■ **EXERCISE DESCRIPTION**
Draw out every line with the word "page" from the listing below.

━━━━

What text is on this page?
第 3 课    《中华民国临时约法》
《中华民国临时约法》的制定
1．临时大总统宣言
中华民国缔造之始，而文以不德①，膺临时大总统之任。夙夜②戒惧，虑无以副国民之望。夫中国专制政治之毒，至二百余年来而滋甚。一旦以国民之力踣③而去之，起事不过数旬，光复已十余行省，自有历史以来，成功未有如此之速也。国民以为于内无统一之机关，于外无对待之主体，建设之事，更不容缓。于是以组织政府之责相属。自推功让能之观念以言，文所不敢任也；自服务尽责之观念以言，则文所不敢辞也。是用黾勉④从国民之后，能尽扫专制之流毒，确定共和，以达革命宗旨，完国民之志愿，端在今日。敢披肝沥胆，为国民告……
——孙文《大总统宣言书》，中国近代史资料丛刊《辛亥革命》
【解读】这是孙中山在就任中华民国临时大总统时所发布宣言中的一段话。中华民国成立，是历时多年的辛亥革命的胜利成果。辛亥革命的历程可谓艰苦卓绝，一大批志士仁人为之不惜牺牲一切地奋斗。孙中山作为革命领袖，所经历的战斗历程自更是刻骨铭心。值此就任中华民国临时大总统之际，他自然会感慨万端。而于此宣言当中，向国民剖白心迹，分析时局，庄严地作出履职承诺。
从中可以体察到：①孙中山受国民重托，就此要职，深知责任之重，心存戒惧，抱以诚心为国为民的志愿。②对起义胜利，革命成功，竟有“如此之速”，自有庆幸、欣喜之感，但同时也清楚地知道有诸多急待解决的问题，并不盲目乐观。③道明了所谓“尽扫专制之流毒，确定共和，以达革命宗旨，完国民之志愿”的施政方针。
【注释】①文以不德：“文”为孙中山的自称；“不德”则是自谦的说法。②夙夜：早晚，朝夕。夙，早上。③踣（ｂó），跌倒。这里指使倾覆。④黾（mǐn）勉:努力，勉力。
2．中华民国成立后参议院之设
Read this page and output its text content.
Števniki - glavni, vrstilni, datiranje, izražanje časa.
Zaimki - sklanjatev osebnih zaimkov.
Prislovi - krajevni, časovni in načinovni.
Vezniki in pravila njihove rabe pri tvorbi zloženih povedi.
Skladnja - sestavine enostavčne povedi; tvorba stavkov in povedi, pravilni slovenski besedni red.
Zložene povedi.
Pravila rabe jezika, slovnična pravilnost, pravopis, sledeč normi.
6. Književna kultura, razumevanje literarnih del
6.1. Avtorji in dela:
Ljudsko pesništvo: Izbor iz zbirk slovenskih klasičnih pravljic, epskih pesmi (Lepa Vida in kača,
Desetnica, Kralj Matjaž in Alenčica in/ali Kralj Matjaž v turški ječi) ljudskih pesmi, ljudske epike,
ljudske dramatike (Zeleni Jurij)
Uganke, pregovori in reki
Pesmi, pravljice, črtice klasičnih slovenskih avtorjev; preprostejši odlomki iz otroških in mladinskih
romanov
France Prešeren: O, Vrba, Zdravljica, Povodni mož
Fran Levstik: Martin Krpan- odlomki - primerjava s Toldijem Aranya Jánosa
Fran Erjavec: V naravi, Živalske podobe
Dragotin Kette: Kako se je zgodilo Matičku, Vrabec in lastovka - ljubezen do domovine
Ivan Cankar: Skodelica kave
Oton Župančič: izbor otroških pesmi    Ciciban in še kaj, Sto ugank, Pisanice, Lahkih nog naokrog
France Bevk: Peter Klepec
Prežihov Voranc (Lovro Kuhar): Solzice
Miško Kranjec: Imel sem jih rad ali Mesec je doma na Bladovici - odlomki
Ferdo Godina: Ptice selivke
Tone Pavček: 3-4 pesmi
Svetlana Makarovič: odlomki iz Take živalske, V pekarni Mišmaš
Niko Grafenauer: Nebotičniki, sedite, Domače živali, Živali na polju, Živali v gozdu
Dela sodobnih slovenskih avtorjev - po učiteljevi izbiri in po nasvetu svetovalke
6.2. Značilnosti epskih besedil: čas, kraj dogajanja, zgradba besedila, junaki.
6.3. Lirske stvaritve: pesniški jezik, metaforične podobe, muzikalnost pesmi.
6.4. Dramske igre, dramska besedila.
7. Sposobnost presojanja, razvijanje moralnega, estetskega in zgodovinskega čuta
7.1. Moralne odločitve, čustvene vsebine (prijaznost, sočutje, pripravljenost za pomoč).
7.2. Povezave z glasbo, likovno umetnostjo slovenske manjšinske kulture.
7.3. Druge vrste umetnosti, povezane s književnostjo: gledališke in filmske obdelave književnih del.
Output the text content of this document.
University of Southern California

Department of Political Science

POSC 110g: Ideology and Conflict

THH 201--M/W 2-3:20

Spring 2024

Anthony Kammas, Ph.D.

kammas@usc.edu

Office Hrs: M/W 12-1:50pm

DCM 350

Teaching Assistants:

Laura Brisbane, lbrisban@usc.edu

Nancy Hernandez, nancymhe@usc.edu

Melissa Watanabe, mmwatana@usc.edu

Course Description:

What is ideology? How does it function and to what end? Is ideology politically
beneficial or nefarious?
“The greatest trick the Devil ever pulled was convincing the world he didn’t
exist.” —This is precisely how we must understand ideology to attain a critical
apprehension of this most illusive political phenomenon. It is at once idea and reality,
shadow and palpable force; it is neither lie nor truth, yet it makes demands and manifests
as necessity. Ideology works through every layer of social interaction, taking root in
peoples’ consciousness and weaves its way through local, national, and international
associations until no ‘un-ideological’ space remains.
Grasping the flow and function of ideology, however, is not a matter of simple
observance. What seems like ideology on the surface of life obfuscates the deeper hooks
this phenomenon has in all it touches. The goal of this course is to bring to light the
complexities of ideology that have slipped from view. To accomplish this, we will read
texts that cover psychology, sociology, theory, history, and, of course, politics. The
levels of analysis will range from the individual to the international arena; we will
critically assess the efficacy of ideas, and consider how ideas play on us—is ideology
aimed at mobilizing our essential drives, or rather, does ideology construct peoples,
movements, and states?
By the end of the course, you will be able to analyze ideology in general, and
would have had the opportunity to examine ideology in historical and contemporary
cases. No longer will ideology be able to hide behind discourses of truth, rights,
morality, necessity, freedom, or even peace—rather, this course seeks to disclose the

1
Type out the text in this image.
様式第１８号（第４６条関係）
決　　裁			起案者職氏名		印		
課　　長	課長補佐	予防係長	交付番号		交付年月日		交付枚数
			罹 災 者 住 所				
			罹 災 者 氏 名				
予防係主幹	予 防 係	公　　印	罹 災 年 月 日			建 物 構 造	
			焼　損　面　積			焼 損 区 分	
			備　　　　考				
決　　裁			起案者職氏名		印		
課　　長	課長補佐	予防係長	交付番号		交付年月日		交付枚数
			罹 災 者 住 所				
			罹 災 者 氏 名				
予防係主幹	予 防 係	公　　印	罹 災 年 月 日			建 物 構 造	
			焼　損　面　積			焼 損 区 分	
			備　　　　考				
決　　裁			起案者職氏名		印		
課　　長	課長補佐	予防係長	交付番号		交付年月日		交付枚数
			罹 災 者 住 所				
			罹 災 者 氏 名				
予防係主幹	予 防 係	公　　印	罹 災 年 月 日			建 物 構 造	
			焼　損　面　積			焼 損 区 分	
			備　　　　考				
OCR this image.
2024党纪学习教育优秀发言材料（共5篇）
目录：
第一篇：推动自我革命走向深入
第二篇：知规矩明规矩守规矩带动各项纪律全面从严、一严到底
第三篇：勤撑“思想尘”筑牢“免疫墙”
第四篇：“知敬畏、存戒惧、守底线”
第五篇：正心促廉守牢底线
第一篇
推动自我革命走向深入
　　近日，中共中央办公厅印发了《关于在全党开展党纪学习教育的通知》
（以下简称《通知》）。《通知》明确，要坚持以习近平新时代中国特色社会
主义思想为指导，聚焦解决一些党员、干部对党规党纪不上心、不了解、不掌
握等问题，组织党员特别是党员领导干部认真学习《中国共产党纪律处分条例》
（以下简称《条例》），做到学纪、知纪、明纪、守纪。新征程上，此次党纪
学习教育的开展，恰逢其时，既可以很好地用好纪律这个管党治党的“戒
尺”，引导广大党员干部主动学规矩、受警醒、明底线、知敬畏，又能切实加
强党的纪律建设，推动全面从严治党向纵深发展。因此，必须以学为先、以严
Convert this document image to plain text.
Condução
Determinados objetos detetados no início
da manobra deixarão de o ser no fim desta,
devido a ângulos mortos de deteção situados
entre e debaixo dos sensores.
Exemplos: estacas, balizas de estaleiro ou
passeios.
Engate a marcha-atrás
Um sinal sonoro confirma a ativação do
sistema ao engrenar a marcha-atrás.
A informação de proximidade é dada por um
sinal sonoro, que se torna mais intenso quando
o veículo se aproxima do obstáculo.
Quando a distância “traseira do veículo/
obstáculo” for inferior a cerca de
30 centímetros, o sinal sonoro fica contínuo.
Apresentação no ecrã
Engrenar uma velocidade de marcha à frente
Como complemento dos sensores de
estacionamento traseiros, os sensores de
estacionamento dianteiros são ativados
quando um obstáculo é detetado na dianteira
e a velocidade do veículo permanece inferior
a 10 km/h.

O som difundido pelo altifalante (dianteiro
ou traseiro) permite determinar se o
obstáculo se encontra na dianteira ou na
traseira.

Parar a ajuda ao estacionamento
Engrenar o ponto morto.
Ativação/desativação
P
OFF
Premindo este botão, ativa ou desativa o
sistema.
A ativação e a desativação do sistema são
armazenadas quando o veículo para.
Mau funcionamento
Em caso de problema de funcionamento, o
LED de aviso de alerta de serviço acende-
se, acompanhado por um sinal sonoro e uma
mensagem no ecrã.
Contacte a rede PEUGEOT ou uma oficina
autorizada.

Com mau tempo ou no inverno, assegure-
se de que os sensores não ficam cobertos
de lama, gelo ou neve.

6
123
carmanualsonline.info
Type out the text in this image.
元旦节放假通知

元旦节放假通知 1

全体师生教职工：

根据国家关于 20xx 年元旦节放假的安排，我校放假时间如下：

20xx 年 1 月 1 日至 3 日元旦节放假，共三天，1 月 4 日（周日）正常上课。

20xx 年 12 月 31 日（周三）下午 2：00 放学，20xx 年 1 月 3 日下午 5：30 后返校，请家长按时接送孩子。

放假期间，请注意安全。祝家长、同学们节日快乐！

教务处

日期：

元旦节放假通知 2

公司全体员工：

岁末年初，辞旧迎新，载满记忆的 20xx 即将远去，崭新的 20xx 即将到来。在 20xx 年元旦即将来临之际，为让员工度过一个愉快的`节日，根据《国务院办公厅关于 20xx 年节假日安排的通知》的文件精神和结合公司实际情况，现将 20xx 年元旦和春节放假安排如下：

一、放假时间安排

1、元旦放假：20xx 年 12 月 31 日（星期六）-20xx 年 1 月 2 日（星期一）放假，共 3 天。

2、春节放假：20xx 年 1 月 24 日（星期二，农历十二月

━━━━

■ **EXERCISE RESPONSE**
What text is on this page?
Read this page and output its text content.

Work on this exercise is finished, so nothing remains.